● To do
Could you reproduce every one of the records below line for line, leaving each character unchanged?
━━━
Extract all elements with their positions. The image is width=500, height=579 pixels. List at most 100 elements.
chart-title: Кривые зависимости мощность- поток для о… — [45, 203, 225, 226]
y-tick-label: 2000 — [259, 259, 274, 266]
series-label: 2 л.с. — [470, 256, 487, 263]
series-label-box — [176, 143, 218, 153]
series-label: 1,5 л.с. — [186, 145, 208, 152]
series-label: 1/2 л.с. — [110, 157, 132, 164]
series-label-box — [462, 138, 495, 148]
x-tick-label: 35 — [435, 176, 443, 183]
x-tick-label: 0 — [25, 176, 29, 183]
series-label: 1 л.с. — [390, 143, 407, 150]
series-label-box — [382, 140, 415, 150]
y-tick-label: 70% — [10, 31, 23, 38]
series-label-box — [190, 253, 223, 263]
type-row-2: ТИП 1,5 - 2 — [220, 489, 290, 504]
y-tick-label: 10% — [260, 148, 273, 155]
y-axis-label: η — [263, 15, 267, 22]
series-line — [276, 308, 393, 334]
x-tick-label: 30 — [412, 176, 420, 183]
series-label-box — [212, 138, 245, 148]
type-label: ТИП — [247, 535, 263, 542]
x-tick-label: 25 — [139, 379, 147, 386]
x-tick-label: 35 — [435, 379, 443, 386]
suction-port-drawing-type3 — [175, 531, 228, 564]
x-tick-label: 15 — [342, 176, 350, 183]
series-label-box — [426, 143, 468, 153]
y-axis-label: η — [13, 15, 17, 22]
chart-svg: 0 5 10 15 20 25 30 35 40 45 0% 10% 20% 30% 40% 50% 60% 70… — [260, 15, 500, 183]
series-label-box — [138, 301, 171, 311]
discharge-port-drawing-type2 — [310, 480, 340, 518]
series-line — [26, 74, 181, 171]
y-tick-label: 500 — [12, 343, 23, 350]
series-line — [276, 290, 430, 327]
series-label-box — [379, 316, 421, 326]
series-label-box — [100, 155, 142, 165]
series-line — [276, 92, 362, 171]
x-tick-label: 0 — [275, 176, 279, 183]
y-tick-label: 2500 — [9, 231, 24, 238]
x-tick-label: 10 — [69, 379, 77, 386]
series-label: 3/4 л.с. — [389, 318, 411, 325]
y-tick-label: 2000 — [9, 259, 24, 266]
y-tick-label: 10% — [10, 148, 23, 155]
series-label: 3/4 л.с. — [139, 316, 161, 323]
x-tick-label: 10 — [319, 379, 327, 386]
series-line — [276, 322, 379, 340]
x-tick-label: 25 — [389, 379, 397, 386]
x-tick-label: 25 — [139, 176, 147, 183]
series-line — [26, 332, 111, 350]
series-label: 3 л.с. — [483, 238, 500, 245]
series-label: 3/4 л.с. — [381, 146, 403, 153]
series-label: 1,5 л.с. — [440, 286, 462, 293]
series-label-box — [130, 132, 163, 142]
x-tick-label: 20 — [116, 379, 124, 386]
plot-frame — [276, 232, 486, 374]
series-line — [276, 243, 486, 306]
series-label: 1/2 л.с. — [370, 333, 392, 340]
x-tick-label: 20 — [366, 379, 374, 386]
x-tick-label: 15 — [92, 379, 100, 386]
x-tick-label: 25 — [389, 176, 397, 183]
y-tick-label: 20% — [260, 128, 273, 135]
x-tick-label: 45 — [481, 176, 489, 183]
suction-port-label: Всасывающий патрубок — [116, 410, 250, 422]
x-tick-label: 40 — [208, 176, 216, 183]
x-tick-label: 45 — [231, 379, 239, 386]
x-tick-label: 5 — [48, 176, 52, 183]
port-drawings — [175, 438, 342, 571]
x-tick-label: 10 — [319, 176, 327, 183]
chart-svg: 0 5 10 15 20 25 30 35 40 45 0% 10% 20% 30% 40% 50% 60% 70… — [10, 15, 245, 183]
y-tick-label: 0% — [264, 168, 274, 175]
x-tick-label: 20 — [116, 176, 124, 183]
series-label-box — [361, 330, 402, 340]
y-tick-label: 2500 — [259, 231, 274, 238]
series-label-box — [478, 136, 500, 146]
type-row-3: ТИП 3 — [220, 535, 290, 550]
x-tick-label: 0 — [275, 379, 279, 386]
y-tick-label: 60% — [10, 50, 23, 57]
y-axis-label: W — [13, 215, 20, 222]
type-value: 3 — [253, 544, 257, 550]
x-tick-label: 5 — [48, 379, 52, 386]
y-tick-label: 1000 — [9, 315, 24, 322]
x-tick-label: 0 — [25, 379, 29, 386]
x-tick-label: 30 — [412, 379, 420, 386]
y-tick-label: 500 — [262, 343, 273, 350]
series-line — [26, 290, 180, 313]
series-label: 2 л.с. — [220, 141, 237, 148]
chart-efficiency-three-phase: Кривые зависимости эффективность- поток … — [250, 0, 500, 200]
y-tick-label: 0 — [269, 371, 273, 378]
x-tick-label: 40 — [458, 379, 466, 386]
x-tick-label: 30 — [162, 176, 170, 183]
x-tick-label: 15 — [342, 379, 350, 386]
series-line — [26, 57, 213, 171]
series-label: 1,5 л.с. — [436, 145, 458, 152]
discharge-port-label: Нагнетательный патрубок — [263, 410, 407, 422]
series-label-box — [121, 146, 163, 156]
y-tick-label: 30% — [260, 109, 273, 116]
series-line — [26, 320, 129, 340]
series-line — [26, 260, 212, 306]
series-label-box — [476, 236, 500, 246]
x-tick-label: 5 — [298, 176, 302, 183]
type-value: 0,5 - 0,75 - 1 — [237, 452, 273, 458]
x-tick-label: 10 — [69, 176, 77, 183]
━━━
● Problem solution
Extract all elements with their positions. The image is width=500, height=579 pixels. List at most 100 elements.
chart-title: Кривые зависимости мощность- поток для о… — [45, 203, 225, 226]
y-tick-label: 2000 — [259, 259, 274, 266]
series-label: 2 л.с. — [470, 256, 487, 263]
series-label-box — [176, 143, 218, 153]
series-label: 1,5 л.с. — [186, 145, 208, 152]
series-label: 1/2 л.с. — [110, 157, 132, 164]
series-label-box — [462, 138, 495, 148]
x-tick-label: 35 — [435, 176, 443, 183]
x-tick-label: 0 — [25, 176, 29, 183]
series-label: 1 л.с. — [390, 143, 407, 150]
series-label-box — [382, 140, 415, 150]
y-tick-label: 70% — [10, 31, 23, 38]
series-label-box — [190, 253, 223, 263]
type-row-2: ТИП 1,5 - 2 — [220, 489, 290, 504]
y-tick-label: 10% — [260, 148, 273, 155]
y-axis-label: η — [263, 15, 267, 22]
series-line — [276, 308, 393, 334]
x-tick-label: 30 — [412, 176, 420, 183]
series-label-box — [212, 138, 245, 148]
type-label: ТИП — [247, 535, 263, 542]
x-tick-label: 25 — [139, 379, 147, 386]
x-tick-label: 35 — [435, 379, 443, 386]
suction-port-drawing-type3 — [175, 531, 228, 564]
x-tick-label: 15 — [342, 176, 350, 183]
series-label-box — [426, 143, 468, 153]
y-axis-label: η — [13, 15, 17, 22]
chart-svg: 0 5 10 15 20 25 30 35 40 45 0% 10% 20% 30% 40% 50% 60% 70… — [260, 15, 500, 183]
series-label-box — [138, 301, 171, 311]
discharge-port-drawing-type2 — [310, 480, 340, 518]
series-line — [26, 74, 181, 171]
y-tick-label: 500 — [12, 343, 23, 350]
series-line — [276, 290, 430, 327]
series-label-box — [379, 316, 421, 326]
series-label-box — [100, 155, 142, 165]
series-line — [276, 92, 362, 171]
x-tick-label: 0 — [275, 176, 279, 183]
y-tick-label: 2500 — [9, 231, 24, 238]
x-tick-label: 10 — [69, 379, 77, 386]
series-label: 3/4 л.с. — [389, 318, 411, 325]
y-tick-label: 2000 — [9, 259, 24, 266]
y-tick-label: 10% — [10, 148, 23, 155]
series-label: 3/4 л.с. — [139, 316, 161, 323]
x-tick-label: 10 — [319, 379, 327, 386]
series-line — [276, 322, 379, 340]
x-tick-label: 25 — [389, 379, 397, 386]
x-tick-label: 25 — [139, 176, 147, 183]
series-line — [26, 332, 111, 350]
series-label: 3 л.с. — [483, 238, 500, 245]
series-label: 3/4 л.с. — [381, 146, 403, 153]
series-label: 1,5 л.с. — [440, 286, 462, 293]
series-label-box — [130, 132, 163, 142]
x-tick-label: 20 — [116, 379, 124, 386]
plot-frame — [276, 232, 486, 374]
series-line — [276, 243, 486, 306]
series-label: 1/2 л.с. — [370, 333, 392, 340]
x-tick-label: 20 — [366, 379, 374, 386]
x-tick-label: 15 — [92, 379, 100, 386]
x-tick-label: 25 — [389, 176, 397, 183]
y-tick-label: 20% — [260, 128, 273, 135]
x-tick-label: 45 — [481, 176, 489, 183]
suction-port-label: Всасывающий патрубок — [116, 410, 250, 422]
x-tick-label: 40 — [208, 176, 216, 183]
x-tick-label: 45 — [231, 379, 239, 386]
x-tick-label: 5 — [48, 176, 52, 183]
port-drawings — [175, 438, 342, 571]
x-tick-label: 10 — [319, 176, 327, 183]
chart-svg: 0 5 10 15 20 25 30 35 40 45 0% 10% 20% 30% 40% 50% 60% 70… — [10, 15, 245, 183]
y-tick-label: 0% — [264, 168, 274, 175]
x-tick-label: 20 — [116, 176, 124, 183]
series-label-box — [361, 330, 402, 340]
y-tick-label: 2500 — [259, 231, 274, 238]
series-label-box — [478, 136, 500, 146]
type-row-3: ТИП 3 — [220, 535, 290, 550]
x-tick-label: 0 — [275, 379, 279, 386]
y-tick-label: 60% — [10, 50, 23, 57]
y-axis-label: W — [13, 215, 20, 222]
type-value: 3 — [253, 544, 257, 550]
x-tick-label: 5 — [48, 379, 52, 386]
y-tick-label: 1000 — [9, 315, 24, 322]
x-tick-label: 0 — [25, 379, 29, 386]
x-tick-label: 30 — [412, 379, 420, 386]
y-tick-label: 500 — [262, 343, 273, 350]
series-line — [26, 290, 180, 313]
series-label: 2 л.с. — [220, 141, 237, 148]
chart-efficiency-three-phase: Кривые зависимости эффективность- поток … — [250, 0, 500, 200]
y-tick-label: 0 — [269, 371, 273, 378]
x-tick-label: 40 — [458, 379, 466, 386]
x-tick-label: 30 — [162, 176, 170, 183]
x-tick-label: 15 — [342, 379, 350, 386]
series-line — [26, 57, 213, 171]
series-label: 1,5 л.с. — [436, 145, 458, 152]
discharge-port-label: Нагнетательный патрубок — [263, 410, 407, 422]
series-label-box — [121, 146, 163, 156]
y-tick-label: 30% — [260, 109, 273, 116]
series-line — [26, 320, 129, 340]
series-line — [26, 260, 212, 306]
series-label-box — [476, 236, 500, 246]
x-tick-label: 5 — [298, 176, 302, 183]
type-value: 0,5 - 0,75 - 1 — [237, 452, 273, 458]
x-tick-label: 10 — [69, 176, 77, 183]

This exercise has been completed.